Instructions for the task: Filter the records for lines holding the string "much".

Saved data entries:
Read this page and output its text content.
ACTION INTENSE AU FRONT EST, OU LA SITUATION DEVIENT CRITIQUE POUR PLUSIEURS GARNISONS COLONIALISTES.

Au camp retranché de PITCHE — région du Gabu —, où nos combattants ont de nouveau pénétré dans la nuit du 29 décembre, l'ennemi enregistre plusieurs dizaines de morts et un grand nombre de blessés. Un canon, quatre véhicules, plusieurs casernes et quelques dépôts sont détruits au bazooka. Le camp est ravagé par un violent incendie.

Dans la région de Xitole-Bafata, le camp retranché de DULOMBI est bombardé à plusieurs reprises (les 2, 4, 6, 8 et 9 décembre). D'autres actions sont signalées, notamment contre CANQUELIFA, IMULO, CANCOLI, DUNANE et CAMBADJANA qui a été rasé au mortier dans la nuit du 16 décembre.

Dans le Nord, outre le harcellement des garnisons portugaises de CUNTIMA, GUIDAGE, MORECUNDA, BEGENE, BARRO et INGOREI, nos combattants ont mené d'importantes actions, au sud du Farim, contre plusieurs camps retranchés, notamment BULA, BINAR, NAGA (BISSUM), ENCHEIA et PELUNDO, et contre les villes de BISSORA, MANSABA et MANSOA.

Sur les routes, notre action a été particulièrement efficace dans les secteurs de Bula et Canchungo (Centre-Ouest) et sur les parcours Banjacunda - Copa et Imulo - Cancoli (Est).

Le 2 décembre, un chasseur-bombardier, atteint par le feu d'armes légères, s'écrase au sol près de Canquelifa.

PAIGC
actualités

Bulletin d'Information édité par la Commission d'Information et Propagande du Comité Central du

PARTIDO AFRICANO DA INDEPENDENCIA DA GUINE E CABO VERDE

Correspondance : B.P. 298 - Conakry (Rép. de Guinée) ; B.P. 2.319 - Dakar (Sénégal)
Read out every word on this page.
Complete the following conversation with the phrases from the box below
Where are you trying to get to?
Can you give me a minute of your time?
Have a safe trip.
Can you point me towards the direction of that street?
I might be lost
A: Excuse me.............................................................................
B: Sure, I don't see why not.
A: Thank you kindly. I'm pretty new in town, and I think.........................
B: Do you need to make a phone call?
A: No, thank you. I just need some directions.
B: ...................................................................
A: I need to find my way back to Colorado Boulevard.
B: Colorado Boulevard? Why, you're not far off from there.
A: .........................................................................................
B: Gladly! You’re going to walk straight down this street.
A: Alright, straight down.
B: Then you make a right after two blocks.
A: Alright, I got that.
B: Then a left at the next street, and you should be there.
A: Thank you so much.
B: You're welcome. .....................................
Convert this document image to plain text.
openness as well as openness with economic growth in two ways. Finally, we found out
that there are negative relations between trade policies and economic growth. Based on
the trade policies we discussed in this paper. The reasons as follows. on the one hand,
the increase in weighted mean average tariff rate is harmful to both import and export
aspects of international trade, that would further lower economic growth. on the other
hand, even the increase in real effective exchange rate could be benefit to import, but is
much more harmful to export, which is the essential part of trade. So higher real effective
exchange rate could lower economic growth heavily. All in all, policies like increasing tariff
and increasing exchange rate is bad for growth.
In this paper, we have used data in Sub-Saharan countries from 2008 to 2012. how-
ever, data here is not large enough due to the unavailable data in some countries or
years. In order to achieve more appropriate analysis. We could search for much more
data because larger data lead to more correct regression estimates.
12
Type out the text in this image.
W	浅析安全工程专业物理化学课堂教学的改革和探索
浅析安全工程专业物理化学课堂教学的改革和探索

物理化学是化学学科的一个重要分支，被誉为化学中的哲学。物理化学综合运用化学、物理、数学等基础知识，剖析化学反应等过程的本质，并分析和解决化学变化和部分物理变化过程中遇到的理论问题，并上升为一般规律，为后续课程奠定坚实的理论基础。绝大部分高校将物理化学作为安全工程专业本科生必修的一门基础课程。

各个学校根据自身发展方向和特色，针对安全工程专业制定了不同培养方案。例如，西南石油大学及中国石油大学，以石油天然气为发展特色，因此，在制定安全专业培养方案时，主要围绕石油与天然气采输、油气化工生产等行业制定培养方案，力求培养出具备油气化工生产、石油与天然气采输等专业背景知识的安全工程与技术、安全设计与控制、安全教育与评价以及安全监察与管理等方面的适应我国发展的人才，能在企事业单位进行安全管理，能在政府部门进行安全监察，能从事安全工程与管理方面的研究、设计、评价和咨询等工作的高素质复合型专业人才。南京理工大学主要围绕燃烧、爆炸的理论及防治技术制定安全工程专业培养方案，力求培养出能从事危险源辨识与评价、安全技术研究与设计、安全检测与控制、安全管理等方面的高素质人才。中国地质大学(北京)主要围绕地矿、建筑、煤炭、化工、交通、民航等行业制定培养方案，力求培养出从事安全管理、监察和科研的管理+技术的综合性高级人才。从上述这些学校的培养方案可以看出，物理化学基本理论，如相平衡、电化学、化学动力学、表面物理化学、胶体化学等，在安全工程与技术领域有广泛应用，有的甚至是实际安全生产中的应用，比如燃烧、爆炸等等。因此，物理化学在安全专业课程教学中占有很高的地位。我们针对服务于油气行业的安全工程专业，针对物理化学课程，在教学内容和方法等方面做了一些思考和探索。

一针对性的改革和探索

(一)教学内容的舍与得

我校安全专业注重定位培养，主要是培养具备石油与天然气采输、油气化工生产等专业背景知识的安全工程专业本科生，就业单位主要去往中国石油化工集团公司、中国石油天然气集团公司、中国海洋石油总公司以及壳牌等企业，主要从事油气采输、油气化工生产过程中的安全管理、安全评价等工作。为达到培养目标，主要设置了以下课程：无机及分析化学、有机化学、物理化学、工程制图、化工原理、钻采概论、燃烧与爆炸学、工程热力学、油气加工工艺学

Solution to the problem:
A: Thank you so much.
much more harmful to export, which is the essential part of trade. So higher real effective
years. In order to achieve more appropriate analysis. We could search for much more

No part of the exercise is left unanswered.